┌──
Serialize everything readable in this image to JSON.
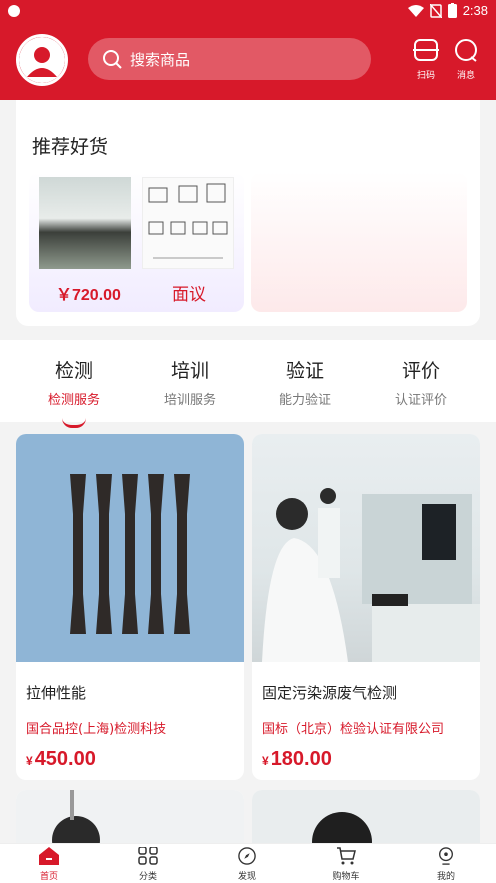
{
  "status_bar": {
    "time": "2:38"
  },
  "header": {
    "search_placeholder": "搜索商品",
    "scan_label": "扫码",
    "message_label": "消息",
    "brand_color": "#d7192a"
  },
  "recommend": {
    "title": "推荐好货",
    "items": [
      {
        "price": "￥720.00"
      },
      {
        "price": "面议"
      }
    ]
  },
  "tabs": [
    {
      "title": "检测",
      "subtitle": "检测服务",
      "active": true
    },
    {
      "title": "培训",
      "subtitle": "培训服务",
      "active": false
    },
    {
      "title": "验证",
      "subtitle": "能力验证",
      "active": false
    },
    {
      "title": "评价",
      "subtitle": "认证评价",
      "active": false
    }
  ],
  "products": [
    {
      "name": "拉伸性能",
      "shop": "国合品控(上海)检测科技",
      "currency": "¥",
      "price": "450.00"
    },
    {
      "name": "固定污染源废气检测",
      "shop": "国标（北京）检验认证有限公司",
      "currency": "¥",
      "price": "180.00"
    }
  ],
  "bottom_nav": [
    {
      "label": "首页",
      "icon": "home-icon",
      "active": true
    },
    {
      "label": "分类",
      "icon": "grid-icon",
      "active": false
    },
    {
      "label": "发现",
      "icon": "compass-icon",
      "active": false
    },
    {
      "label": "购物车",
      "icon": "cart-icon",
      "active": false
    },
    {
      "label": "我的",
      "icon": "user-icon",
      "active": false
    }
  ]
}
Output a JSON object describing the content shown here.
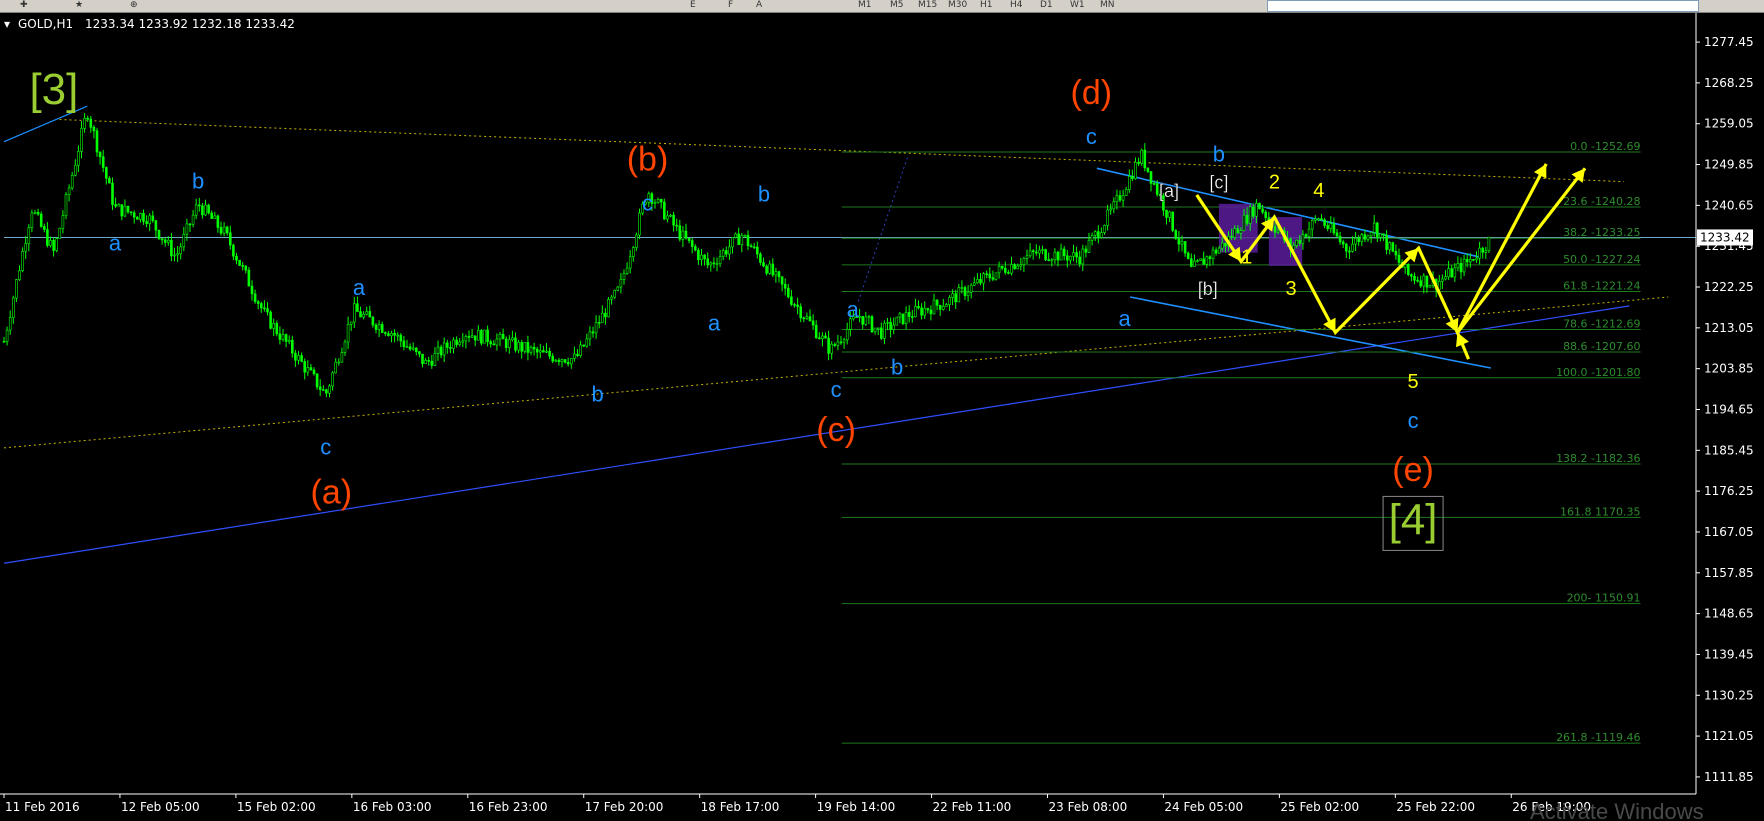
{
  "toolbar": {
    "timeframes": [
      "M1",
      "M5",
      "M15",
      "M30",
      "H1",
      "H4",
      "D1",
      "W1",
      "MN"
    ],
    "obj_e": "E",
    "obj_f": "F",
    "obj_a": "A"
  },
  "header": {
    "symbol": "GOLD,H1",
    "ohlc": "1233.34 1233.92 1232.18 1233.42"
  },
  "price_marker": "1233.42",
  "watermark": "Activate Windows",
  "colors": {
    "background": "#000000",
    "candle": "#00ff00",
    "wave_major": "#9acd32",
    "wave_orange": "#ff4500",
    "wave_cyan": "#1e90ff",
    "wave_yellow": "#ffff00",
    "trendline": "#2f4fff",
    "fib": "#1f7a1f",
    "channel": "#1e90ff",
    "rect": "#5a1c9a"
  },
  "chart_data": {
    "type": "candlestick",
    "symbol": "GOLD",
    "timeframe": "H1",
    "grid": false,
    "yaxis_ticks": [
      "1277.45",
      "1268.25",
      "1259.05",
      "1249.85",
      "1240.65",
      "1231.45",
      "1222.25",
      "1213.05",
      "1203.85",
      "1194.65",
      "1185.45",
      "1176.25",
      "1167.05",
      "1157.85",
      "1148.65",
      "1139.45",
      "1130.25",
      "1121.05",
      "1111.85"
    ],
    "xaxis_ticks": [
      "11 Feb 2016",
      "12 Feb 05:00",
      "15 Feb 02:00",
      "16 Feb 03:00",
      "16 Feb 23:00",
      "17 Feb 20:00",
      "18 Feb 17:00",
      "19 Feb 14:00",
      "22 Feb 11:00",
      "23 Feb 08:00",
      "24 Feb 05:00",
      "25 Feb 02:00",
      "25 Feb 22:00",
      "26 Feb 19:00"
    ],
    "ylim": [
      1108,
      1284
    ],
    "current_price": 1233.42,
    "price_path": [
      {
        "x": 0,
        "y": 1210
      },
      {
        "x": 0.5,
        "y": 1240
      },
      {
        "x": 0.9,
        "y": 1230
      },
      {
        "x": 1.5,
        "y": 1262
      },
      {
        "x": 2.0,
        "y": 1240
      },
      {
        "x": 2.6,
        "y": 1238
      },
      {
        "x": 3.1,
        "y": 1229
      },
      {
        "x": 3.5,
        "y": 1241
      },
      {
        "x": 4.0,
        "y": 1234
      },
      {
        "x": 4.7,
        "y": 1216
      },
      {
        "x": 5.8,
        "y": 1198
      },
      {
        "x": 6.3,
        "y": 1217
      },
      {
        "x": 7.0,
        "y": 1212
      },
      {
        "x": 7.6,
        "y": 1205
      },
      {
        "x": 8.3,
        "y": 1212
      },
      {
        "x": 9.0,
        "y": 1210
      },
      {
        "x": 9.7,
        "y": 1207
      },
      {
        "x": 10.3,
        "y": 1206
      },
      {
        "x": 11.1,
        "y": 1222
      },
      {
        "x": 11.6,
        "y": 1244
      },
      {
        "x": 12.2,
        "y": 1234
      },
      {
        "x": 12.7,
        "y": 1227
      },
      {
        "x": 13.3,
        "y": 1234
      },
      {
        "x": 13.8,
        "y": 1226
      },
      {
        "x": 14.6,
        "y": 1213
      },
      {
        "x": 14.9,
        "y": 1208
      },
      {
        "x": 15.4,
        "y": 1216
      },
      {
        "x": 15.8,
        "y": 1212
      },
      {
        "x": 16.3,
        "y": 1216
      },
      {
        "x": 17.0,
        "y": 1219
      },
      {
        "x": 17.8,
        "y": 1225
      },
      {
        "x": 18.6,
        "y": 1230
      },
      {
        "x": 19.4,
        "y": 1229
      },
      {
        "x": 20.0,
        "y": 1240
      },
      {
        "x": 20.5,
        "y": 1252
      },
      {
        "x": 21.0,
        "y": 1238
      },
      {
        "x": 21.4,
        "y": 1226
      },
      {
        "x": 22.0,
        "y": 1232
      },
      {
        "x": 22.6,
        "y": 1241
      },
      {
        "x": 23.2,
        "y": 1231
      },
      {
        "x": 23.7,
        "y": 1238
      },
      {
        "x": 24.2,
        "y": 1231
      },
      {
        "x": 24.7,
        "y": 1236
      },
      {
        "x": 25.3,
        "y": 1225
      },
      {
        "x": 25.8,
        "y": 1223
      },
      {
        "x": 26.4,
        "y": 1228
      },
      {
        "x": 26.8,
        "y": 1233
      }
    ],
    "fibonacci": [
      {
        "label": "0.0 -1252.69",
        "y": 1252.69
      },
      {
        "label": "23.6 -1240.28",
        "y": 1240.28
      },
      {
        "label": "38.2 -1233.25",
        "y": 1233.25
      },
      {
        "label": "50.0 -1227.24",
        "y": 1227.24
      },
      {
        "label": "61.8 -1221.24",
        "y": 1221.24
      },
      {
        "label": "78.6 -1212.69",
        "y": 1212.69
      },
      {
        "label": "88.6 -1207.60",
        "y": 1207.6
      },
      {
        "label": "100.0 -1201.80",
        "y": 1201.8
      },
      {
        "label": "138.2 -1182.36",
        "y": 1182.36
      },
      {
        "label": "161.8 1170.35",
        "y": 1170.35
      },
      {
        "label": "200- 1150.91",
        "y": 1150.91
      },
      {
        "label": "261.8 -1119.46",
        "y": 1119.46
      }
    ],
    "annotations": [
      {
        "text": "[3]",
        "color": "wave_major",
        "size": 44,
        "x": 0.9,
        "y": 1263.5
      },
      {
        "text": "a",
        "color": "wave_cyan",
        "size": 22,
        "x": 2.0,
        "y": 1230.5
      },
      {
        "text": "b",
        "color": "wave_cyan",
        "size": 22,
        "x": 3.5,
        "y": 1244.5
      },
      {
        "text": "a",
        "color": "wave_cyan",
        "size": 22,
        "x": 6.4,
        "y": 1220.5
      },
      {
        "text": "c",
        "color": "wave_cyan",
        "size": 22,
        "x": 5.8,
        "y": 1184.5
      },
      {
        "text": "(a)",
        "color": "wave_orange",
        "size": 34,
        "x": 5.9,
        "y": 1173.5
      },
      {
        "text": "b",
        "color": "wave_cyan",
        "size": 22,
        "x": 10.7,
        "y": 1196.5
      },
      {
        "text": "(b)",
        "color": "wave_orange",
        "size": 34,
        "x": 11.6,
        "y": 1248.5
      },
      {
        "text": "c",
        "color": "wave_cyan",
        "size": 22,
        "x": 11.6,
        "y": 1239.5
      },
      {
        "text": "a",
        "color": "wave_cyan",
        "size": 22,
        "x": 12.8,
        "y": 1212.5
      },
      {
        "text": "b",
        "color": "wave_cyan",
        "size": 22,
        "x": 13.7,
        "y": 1241.5
      },
      {
        "text": "c",
        "color": "wave_cyan",
        "size": 22,
        "x": 15.0,
        "y": 1197.5
      },
      {
        "text": "(c)",
        "color": "wave_orange",
        "size": 34,
        "x": 15.0,
        "y": 1187.5
      },
      {
        "text": "a",
        "color": "wave_cyan",
        "size": 22,
        "x": 15.3,
        "y": 1215.5
      },
      {
        "text": "b",
        "color": "wave_cyan",
        "size": 22,
        "x": 16.1,
        "y": 1202.5
      },
      {
        "text": "(d)",
        "color": "wave_orange",
        "size": 34,
        "x": 19.6,
        "y": 1263.5
      },
      {
        "text": "c",
        "color": "wave_cyan",
        "size": 22,
        "x": 19.6,
        "y": 1254.5
      },
      {
        "text": "a",
        "color": "wave_cyan",
        "size": 22,
        "x": 20.2,
        "y": 1213.5
      },
      {
        "text": "b",
        "color": "wave_cyan",
        "size": 22,
        "x": 21.9,
        "y": 1250.5
      },
      {
        "text": "[a]",
        "color": "#ffffff",
        "size": 18,
        "x": 21.0,
        "y": 1242.5
      },
      {
        "text": "[c]",
        "color": "#ffffff",
        "size": 18,
        "x": 21.9,
        "y": 1244.5
      },
      {
        "text": "[b]",
        "color": "#ffffff",
        "size": 18,
        "x": 21.7,
        "y": 1220.5
      },
      {
        "text": "1",
        "color": "wave_yellow",
        "size": 20,
        "x": 22.4,
        "y": 1227.5
      },
      {
        "text": "2",
        "color": "wave_yellow",
        "size": 20,
        "x": 22.9,
        "y": 1244.5
      },
      {
        "text": "3",
        "color": "wave_yellow",
        "size": 20,
        "x": 23.2,
        "y": 1220.5
      },
      {
        "text": "4",
        "color": "wave_yellow",
        "size": 20,
        "x": 23.7,
        "y": 1242.5
      },
      {
        "text": "5",
        "color": "wave_yellow",
        "size": 20,
        "x": 25.4,
        "y": 1199.5
      },
      {
        "text": "c",
        "color": "wave_cyan",
        "size": 22,
        "x": 25.4,
        "y": 1190.5
      },
      {
        "text": "(e)",
        "color": "wave_orange",
        "size": 34,
        "x": 25.4,
        "y": 1178.5
      },
      {
        "text": "[4]",
        "color": "wave_major",
        "size": 44,
        "x": 25.4,
        "y": 1166.5
      }
    ],
    "projection_path": [
      {
        "x": 21.5,
        "y": 1243
      },
      {
        "x": 22.3,
        "y": 1228
      },
      {
        "x": 22.9,
        "y": 1238
      },
      {
        "x": 24.0,
        "y": 1212
      },
      {
        "x": 25.5,
        "y": 1231
      },
      {
        "x": 26.2,
        "y": 1212
      },
      {
        "x": 27.8,
        "y": 1250
      }
    ],
    "projection_branch": [
      {
        "x": 26.4,
        "y": 1206
      },
      {
        "x": 26.2,
        "y": 1212
      },
      {
        "x": 28.5,
        "y": 1249
      }
    ],
    "lines": [
      {
        "kind": "support",
        "x1": 0,
        "y1": 1160,
        "x2": 29.3,
        "y2": 1218
      },
      {
        "kind": "dotted-yellow-lower",
        "x1": 0,
        "y1": 1186,
        "x2": 30.0,
        "y2": 1220
      },
      {
        "kind": "dotted-yellow-upper",
        "x1": 1.0,
        "y1": 1260,
        "x2": 29.2,
        "y2": 1246
      },
      {
        "kind": "channel-top",
        "x1": 19.7,
        "y1": 1249,
        "x2": 26.6,
        "y2": 1229
      },
      {
        "kind": "channel-bottom",
        "x1": 20.3,
        "y1": 1220,
        "x2": 26.8,
        "y2": 1204
      },
      {
        "kind": "dotted-blue",
        "x1": 15.4,
        "y1": 1219,
        "x2": 16.3,
        "y2": 1252
      }
    ],
    "rects": [
      {
        "x1": 21.9,
        "y1": 1241,
        "x2": 22.6,
        "y2": 1230
      },
      {
        "x1": 22.8,
        "y1": 1238,
        "x2": 23.4,
        "y2": 1227
      }
    ],
    "current_price_line": true
  }
}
└──
> Objective
Which lines hold the word "JSON"? Copy all of them.

> Exercise solution
Serialize everything readable in this image to JSON.
Output a JSON object describing the content shown here.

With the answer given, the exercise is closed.